Give a verbatim quotation of every record.
:: Provided records
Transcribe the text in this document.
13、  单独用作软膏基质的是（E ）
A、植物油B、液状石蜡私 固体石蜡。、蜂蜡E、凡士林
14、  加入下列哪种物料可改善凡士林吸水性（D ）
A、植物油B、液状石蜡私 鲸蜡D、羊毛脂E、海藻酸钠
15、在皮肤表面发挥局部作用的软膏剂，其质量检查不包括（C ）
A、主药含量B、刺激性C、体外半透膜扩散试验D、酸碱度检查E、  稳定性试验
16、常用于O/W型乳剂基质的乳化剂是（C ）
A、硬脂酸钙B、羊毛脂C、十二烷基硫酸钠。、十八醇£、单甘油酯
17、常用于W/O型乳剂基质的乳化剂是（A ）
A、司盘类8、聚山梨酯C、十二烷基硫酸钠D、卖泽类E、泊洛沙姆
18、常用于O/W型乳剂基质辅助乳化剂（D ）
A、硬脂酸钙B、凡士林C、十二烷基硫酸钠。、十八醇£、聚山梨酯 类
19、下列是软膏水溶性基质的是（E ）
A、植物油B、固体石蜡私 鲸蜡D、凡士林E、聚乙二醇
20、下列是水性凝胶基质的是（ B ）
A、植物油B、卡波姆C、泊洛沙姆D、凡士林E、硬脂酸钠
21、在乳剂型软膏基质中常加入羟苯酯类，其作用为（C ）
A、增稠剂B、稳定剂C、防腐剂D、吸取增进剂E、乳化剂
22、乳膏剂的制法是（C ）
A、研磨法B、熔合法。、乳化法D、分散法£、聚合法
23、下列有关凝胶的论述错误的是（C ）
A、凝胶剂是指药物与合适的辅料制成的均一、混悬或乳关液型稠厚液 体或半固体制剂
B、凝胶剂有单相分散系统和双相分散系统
::::
> [Full response]:
Transcribe the text in this document.
13、  单独用作软膏基质的是（E ）
A、植物油B、液状石蜡私 固体石蜡。、蜂蜡E、凡士林
14、  加入下列哪种物料可改善凡士林吸水性（D ）
A、植物油B、液状石蜡私 鲸蜡D、羊毛脂E、海藻酸钠
15、在皮肤表面发挥局部作用的软膏剂，其质量检查不包括（C ）
A、主药含量B、刺激性C、体外半透膜扩散试验D、酸碱度检查E、  稳定性试验
16、常用于O/W型乳剂基质的乳化剂是（C ）
A、硬脂酸钙B、羊毛脂C、十二烷基硫酸钠。、十八醇£、单甘油酯
17、常用于W/O型乳剂基质的乳化剂是（A ）
A、司盘类8、聚山梨酯C、十二烷基硫酸钠D、卖泽类E、泊洛沙姆
18、常用于O/W型乳剂基质辅助乳化剂（D ）
A、硬脂酸钙B、凡士林C、十二烷基硫酸钠。、十八醇£、聚山梨酯 类
19、下列是软膏水溶性基质的是（E ）
A、植物油B、固体石蜡私 鲸蜡D、凡士林E、聚乙二醇
20、下列是水性凝胶基质的是（ B ）
A、植物油B、卡波姆C、泊洛沙姆D、凡士林E、硬脂酸钠
21、在乳剂型软膏基质中常加入羟苯酯类，其作用为（C ）
A、增稠剂B、稳定剂C、防腐剂D、吸取增进剂E、乳化剂
22、乳膏剂的制法是（C ）
A、研磨法B、熔合法。、乳化法D、分散法£、聚合法
23、下列有关凝胶的论述错误的是（C ）
A、凝胶剂是指药物与合适的辅料制成的均一、混悬或乳关液型稠厚液 体或半固体制剂
B、凝胶剂有单相分散系统和双相分散系统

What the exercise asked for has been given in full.